(Dataset items)
========
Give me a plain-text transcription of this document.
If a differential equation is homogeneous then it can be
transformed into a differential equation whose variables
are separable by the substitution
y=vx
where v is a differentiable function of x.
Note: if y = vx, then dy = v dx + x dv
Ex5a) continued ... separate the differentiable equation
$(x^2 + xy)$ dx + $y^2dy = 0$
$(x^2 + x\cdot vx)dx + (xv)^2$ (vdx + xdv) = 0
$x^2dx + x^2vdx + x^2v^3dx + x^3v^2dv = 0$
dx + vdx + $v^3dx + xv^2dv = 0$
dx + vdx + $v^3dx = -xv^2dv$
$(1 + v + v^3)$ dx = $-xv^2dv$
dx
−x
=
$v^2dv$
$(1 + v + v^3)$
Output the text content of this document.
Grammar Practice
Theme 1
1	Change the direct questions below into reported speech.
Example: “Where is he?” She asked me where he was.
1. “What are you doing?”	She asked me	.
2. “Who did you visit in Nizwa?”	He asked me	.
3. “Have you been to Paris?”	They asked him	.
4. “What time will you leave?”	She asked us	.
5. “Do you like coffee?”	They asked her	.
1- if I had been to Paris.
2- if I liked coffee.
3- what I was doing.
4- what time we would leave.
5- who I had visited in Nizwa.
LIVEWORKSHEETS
========
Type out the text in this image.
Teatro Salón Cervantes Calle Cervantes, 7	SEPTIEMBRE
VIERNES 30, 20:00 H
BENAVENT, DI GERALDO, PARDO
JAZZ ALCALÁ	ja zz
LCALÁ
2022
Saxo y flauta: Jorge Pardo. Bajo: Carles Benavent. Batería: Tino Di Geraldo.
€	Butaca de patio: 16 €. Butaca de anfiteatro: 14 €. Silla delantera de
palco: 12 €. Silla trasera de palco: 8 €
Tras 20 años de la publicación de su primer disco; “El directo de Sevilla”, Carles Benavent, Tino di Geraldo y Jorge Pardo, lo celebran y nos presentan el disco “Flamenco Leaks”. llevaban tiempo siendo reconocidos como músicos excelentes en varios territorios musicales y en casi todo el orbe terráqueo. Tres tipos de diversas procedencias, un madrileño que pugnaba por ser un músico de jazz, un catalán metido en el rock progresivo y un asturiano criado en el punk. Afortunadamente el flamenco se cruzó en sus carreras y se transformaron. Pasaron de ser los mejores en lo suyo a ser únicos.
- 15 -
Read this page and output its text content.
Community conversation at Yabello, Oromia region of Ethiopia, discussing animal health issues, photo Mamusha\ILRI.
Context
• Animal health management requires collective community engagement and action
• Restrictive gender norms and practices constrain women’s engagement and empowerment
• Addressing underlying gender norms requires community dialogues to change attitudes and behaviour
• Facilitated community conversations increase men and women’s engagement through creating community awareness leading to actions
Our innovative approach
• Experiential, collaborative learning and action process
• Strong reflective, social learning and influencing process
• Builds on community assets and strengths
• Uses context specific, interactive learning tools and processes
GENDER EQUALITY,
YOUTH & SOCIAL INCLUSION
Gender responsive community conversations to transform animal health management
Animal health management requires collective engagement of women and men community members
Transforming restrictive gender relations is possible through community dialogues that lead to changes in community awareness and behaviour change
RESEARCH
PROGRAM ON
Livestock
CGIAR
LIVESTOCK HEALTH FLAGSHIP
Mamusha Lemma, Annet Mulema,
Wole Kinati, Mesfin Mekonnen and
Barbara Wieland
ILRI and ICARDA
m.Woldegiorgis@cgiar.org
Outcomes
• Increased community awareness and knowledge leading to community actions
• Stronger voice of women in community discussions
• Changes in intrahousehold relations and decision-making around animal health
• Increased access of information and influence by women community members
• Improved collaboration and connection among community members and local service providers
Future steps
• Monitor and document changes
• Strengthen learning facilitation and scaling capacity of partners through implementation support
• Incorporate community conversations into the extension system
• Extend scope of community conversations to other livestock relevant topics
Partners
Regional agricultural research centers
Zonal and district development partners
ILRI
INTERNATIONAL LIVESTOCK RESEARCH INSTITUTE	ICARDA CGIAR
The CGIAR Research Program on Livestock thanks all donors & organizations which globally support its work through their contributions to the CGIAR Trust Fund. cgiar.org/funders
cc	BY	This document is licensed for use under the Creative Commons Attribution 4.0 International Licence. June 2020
========
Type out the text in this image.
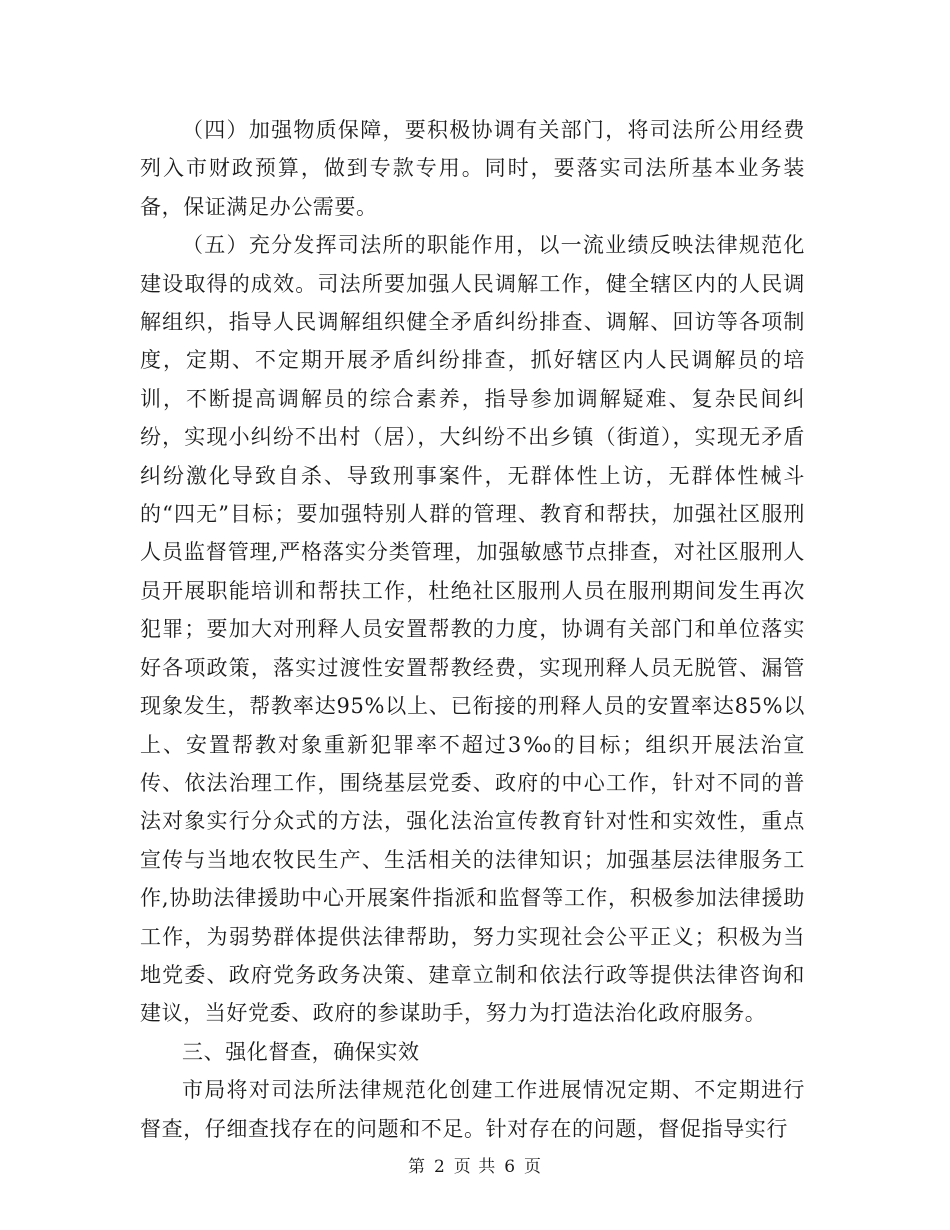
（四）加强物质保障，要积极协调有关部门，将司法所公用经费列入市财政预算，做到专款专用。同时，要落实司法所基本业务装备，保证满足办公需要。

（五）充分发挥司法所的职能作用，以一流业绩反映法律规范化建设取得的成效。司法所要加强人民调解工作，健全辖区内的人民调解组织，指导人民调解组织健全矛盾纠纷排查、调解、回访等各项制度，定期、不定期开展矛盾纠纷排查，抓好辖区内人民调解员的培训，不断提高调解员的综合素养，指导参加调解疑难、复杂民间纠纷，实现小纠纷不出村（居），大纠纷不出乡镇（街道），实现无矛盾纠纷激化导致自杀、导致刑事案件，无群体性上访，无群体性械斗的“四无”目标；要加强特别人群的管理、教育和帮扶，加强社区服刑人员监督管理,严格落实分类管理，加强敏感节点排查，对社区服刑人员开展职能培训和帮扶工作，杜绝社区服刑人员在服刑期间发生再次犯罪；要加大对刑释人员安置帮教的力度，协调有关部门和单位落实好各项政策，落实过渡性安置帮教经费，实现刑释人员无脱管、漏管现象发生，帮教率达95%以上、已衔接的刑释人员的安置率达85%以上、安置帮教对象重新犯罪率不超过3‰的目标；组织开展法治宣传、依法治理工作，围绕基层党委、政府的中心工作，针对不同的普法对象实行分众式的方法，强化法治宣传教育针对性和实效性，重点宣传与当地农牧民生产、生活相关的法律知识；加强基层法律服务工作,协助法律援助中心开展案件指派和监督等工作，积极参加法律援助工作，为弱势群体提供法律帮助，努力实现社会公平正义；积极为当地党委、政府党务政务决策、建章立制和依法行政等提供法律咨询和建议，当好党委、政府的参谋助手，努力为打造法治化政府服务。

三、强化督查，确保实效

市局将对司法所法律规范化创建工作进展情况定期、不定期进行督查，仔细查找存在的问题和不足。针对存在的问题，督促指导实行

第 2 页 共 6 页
========
TASK DESCRIPTION: Search the entries for the word "support" and gather every line where it appears.

EXERCISE OUTPUT:
• Strengthen learning facilitation and scaling capacity of partners through implementation support
The CGIAR Research Program on Livestock thanks all donors & organizations which globally support its work through their contributions to the CGIAR Trust Fund. cgiar.org/funders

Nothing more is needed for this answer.